Exercise instructions:
Take all the material and copy it exactly.

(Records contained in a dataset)
- - -
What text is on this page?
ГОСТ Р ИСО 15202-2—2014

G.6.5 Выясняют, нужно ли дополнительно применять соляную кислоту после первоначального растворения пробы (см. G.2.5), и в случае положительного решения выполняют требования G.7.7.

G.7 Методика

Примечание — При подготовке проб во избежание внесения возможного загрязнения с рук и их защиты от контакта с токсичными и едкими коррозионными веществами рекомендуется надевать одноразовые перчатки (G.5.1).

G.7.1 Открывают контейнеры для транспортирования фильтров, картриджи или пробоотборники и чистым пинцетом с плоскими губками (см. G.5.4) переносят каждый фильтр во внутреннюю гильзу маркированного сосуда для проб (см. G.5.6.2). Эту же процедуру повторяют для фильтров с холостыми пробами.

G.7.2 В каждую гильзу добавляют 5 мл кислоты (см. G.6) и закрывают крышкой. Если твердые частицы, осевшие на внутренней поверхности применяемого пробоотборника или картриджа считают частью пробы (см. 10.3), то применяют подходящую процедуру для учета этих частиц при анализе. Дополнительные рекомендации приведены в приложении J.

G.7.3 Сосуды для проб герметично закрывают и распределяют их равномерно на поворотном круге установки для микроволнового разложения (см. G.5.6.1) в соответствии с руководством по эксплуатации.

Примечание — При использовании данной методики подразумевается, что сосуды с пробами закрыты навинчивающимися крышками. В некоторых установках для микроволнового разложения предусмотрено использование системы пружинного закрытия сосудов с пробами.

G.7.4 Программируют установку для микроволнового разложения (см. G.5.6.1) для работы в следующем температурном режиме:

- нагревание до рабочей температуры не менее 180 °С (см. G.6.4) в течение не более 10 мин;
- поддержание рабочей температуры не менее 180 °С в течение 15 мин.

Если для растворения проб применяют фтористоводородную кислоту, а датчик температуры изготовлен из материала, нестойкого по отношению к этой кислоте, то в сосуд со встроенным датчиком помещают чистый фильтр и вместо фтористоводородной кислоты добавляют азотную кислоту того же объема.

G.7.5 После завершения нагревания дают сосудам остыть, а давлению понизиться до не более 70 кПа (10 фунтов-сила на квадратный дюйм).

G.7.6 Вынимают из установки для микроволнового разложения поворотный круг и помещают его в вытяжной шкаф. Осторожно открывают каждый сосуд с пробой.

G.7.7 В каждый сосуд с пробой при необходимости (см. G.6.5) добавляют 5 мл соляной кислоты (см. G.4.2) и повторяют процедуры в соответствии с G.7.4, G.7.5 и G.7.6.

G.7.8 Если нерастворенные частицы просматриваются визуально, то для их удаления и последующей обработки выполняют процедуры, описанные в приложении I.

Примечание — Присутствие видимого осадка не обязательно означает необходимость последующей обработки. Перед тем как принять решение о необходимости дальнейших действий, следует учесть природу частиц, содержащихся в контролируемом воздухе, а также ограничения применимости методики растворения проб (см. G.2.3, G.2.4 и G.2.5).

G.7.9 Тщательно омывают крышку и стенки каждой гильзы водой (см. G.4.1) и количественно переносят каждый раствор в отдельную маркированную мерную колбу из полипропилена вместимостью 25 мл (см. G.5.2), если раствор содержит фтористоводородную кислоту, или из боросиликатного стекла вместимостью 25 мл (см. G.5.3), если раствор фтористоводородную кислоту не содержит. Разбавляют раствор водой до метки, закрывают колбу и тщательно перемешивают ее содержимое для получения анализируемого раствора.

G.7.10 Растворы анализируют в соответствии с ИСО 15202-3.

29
- - -
Full output:
What text is on this page?
ГОСТ Р ИСО 15202-2—2014

G.6.5 Выясняют, нужно ли дополнительно применять соляную кислоту после первоначального растворения пробы (см. G.2.5), и в случае положительного решения выполняют требования G.7.7.

G.7 Методика

Примечание — При подготовке проб во избежание внесения возможного загрязнения с рук и их защиты от контакта с токсичными и едкими коррозионными веществами рекомендуется надевать одноразовые перчатки (G.5.1).

G.7.1 Открывают контейнеры для транспортирования фильтров, картриджи или пробоотборники и чистым пинцетом с плоскими губками (см. G.5.4) переносят каждый фильтр во внутреннюю гильзу маркированного сосуда для проб (см. G.5.6.2). Эту же процедуру повторяют для фильтров с холостыми пробами.

G.7.2 В каждую гильзу добавляют 5 мл кислоты (см. G.6) и закрывают крышкой. Если твердые частицы, осевшие на внутренней поверхности применяемого пробоотборника или картриджа считают частью пробы (см. 10.3), то применяют подходящую процедуру для учета этих частиц при анализе. Дополнительные рекомендации приведены в приложении J.

G.7.3 Сосуды для проб герметично закрывают и распределяют их равномерно на поворотном круге установки для микроволнового разложения (см. G.5.6.1) в соответствии с руководством по эксплуатации.

Примечание — При использовании данной методики подразумевается, что сосуды с пробами закрыты навинчивающимися крышками. В некоторых установках для микроволнового разложения предусмотрено использование системы пружинного закрытия сосудов с пробами.

G.7.4 Программируют установку для микроволнового разложения (см. G.5.6.1) для работы в следующем температурном режиме:

- нагревание до рабочей температуры не менее 180 °С (см. G.6.4) в течение не более 10 мин;
- поддержание рабочей температуры не менее 180 °С в течение 15 мин.

Если для растворения проб применяют фтористоводородную кислоту, а датчик температуры изготовлен из материала, нестойкого по отношению к этой кислоте, то в сосуд со встроенным датчиком помещают чистый фильтр и вместо фтористоводородной кислоты добавляют азотную кислоту того же объема.

G.7.5 После завершения нагревания дают сосудам остыть, а давлению понизиться до не более 70 кПа (10 фунтов-сила на квадратный дюйм).

G.7.6 Вынимают из установки для микроволнового разложения поворотный круг и помещают его в вытяжной шкаф. Осторожно открывают каждый сосуд с пробой.

G.7.7 В каждый сосуд с пробой при необходимости (см. G.6.5) добавляют 5 мл соляной кислоты (см. G.4.2) и повторяют процедуры в соответствии с G.7.4, G.7.5 и G.7.6.

G.7.8 Если нерастворенные частицы просматриваются визуально, то для их удаления и последующей обработки выполняют процедуры, описанные в приложении I.

Примечание — Присутствие видимого осадка не обязательно означает необходимость последующей обработки. Перед тем как принять решение о необходимости дальнейших действий, следует учесть природу частиц, содержащихся в контролируемом воздухе, а также ограничения применимости методики растворения проб (см. G.2.3, G.2.4 и G.2.5).

G.7.9 Тщательно омывают крышку и стенки каждой гильзы водой (см. G.4.1) и количественно переносят каждый раствор в отдельную маркированную мерную колбу из полипропилена вместимостью 25 мл (см. G.5.2), если раствор содержит фтористоводородную кислоту, или из боросиликатного стекла вместимостью 25 мл (см. G.5.3), если раствор фтористоводородную кислоту не содержит. Разбавляют раствор водой до метки, закрывают колбу и тщательно перемешивают ее содержимое для получения анализируемого раствора.

G.7.10 Растворы анализируют в соответствии с ИСО 15202-3.

29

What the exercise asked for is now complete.